* WRITTEN PROBLEM: Copy the entries below word for word, beginning with the line that contains "Patent image size: (804, 1213)." and continuing through the line that contains "The drill bit A is at (312, 572).".

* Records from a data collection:
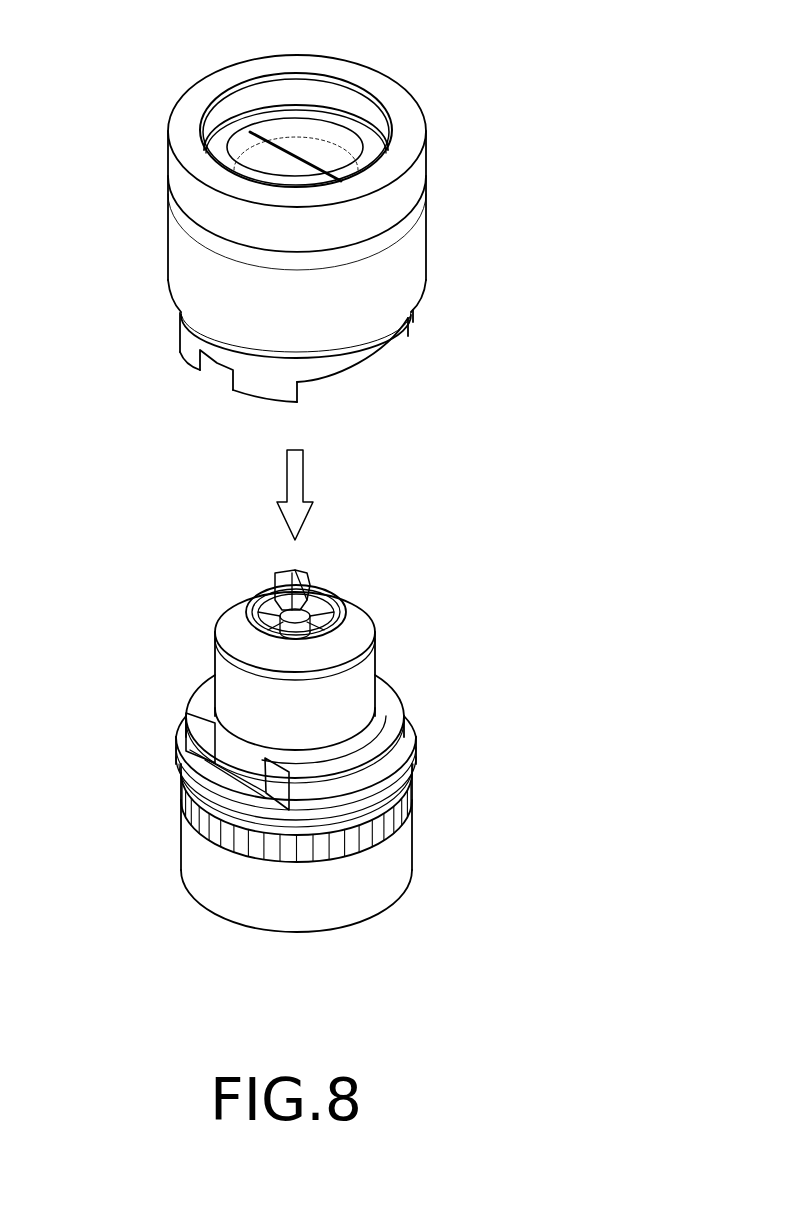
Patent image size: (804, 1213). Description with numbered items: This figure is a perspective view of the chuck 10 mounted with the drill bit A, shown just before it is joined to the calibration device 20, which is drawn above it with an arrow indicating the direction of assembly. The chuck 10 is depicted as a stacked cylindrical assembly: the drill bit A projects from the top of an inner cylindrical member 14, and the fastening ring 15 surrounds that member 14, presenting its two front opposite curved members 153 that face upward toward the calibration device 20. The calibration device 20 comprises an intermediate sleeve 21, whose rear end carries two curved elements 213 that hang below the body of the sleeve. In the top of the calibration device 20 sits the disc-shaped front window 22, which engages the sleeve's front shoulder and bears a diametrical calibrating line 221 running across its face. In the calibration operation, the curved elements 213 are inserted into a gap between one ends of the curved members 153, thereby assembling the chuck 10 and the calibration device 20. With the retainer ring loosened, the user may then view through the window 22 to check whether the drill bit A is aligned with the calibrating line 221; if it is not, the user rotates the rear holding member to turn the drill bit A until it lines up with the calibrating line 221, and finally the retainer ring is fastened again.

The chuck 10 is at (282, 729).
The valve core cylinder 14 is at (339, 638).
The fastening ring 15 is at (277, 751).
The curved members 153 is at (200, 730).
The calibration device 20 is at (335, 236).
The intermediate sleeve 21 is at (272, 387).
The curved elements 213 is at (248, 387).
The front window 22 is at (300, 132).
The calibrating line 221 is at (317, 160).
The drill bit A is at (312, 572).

==

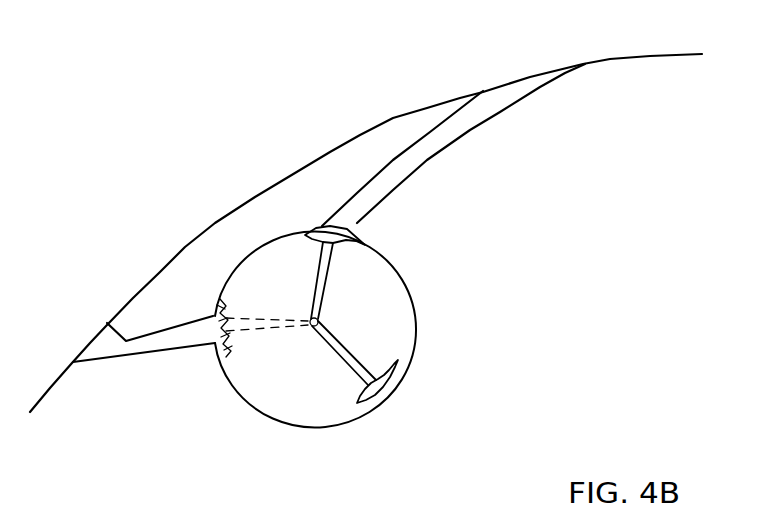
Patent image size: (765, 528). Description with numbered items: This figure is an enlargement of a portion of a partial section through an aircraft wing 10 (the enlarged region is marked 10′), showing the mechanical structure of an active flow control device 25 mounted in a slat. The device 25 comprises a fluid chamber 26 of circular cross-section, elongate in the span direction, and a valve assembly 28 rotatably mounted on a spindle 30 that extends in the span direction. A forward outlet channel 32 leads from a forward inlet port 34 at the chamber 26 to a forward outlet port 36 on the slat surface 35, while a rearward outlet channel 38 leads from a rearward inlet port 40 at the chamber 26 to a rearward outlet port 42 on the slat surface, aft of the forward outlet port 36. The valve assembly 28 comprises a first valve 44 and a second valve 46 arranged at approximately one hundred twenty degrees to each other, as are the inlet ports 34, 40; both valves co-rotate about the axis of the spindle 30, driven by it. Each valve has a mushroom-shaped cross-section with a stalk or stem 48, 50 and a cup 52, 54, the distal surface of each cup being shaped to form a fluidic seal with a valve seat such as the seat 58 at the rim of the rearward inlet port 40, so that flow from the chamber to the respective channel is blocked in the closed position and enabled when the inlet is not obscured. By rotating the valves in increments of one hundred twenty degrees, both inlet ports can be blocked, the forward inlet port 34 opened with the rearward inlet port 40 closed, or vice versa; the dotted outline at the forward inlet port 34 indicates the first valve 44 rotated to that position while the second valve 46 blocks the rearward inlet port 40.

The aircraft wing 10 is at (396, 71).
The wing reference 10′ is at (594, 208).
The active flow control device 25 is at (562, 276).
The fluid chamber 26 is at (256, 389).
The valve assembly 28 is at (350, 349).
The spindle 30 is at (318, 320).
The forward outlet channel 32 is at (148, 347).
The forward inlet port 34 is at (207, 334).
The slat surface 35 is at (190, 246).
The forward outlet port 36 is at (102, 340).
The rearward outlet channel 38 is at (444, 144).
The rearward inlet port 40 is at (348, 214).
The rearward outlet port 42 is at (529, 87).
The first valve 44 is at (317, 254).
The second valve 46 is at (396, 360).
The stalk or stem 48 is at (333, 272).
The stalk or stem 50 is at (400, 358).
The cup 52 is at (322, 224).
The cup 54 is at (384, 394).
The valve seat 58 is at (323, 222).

* CORRECT RESULT:
Patent image size: (804, 1213). Description with numbered items: This figure is a perspective view of the chuck 10 mounted with the drill bit A, shown just before it is joined to the calibration device 20, which is drawn above it with an arrow indicating the direction of assembly. The chuck 10 is depicted as a stacked cylindrical assembly: the drill bit A projects from the top of an inner cylindrical member 14, and the fastening ring 15 surrounds that member 14, presenting its two front opposite curved members 153 that face upward toward the calibration device 20. The calibration device 20 comprises an intermediate sleeve 21, whose rear end carries two curved elements 213 that hang below the body of the sleeve. In the top of the calibration device 20 sits the disc-shaped front window 22, which engages the sleeve's front shoulder and bears a diametrical calibrating line 221 running across its face. In the calibration operation, the curved elements 213 are inserted into a gap between one ends of the curved members 153, thereby assembling the chuck 10 and the calibration device 20. With the retainer ring loosened, the user may then view through the window 22 to check whether the drill bit A is aligned with the calibrating line 221; if it is not, the user rotates the rear holding member to turn the drill bit A until it lines up with the calibrating line 221, and finally the retainer ring is fastened again.

The chuck 10 is at (282, 729).
The valve core cylinder 14 is at (339, 638).
The fastening ring 15 is at (277, 751).
The curved members 153 is at (200, 730).
The calibration device 20 is at (335, 236).
The intermediate sleeve 21 is at (272, 387).
The curved elements 213 is at (248, 387).
The front window 22 is at (300, 132).
The calibrating line 221 is at (317, 160).
The drill bit A is at (312, 572).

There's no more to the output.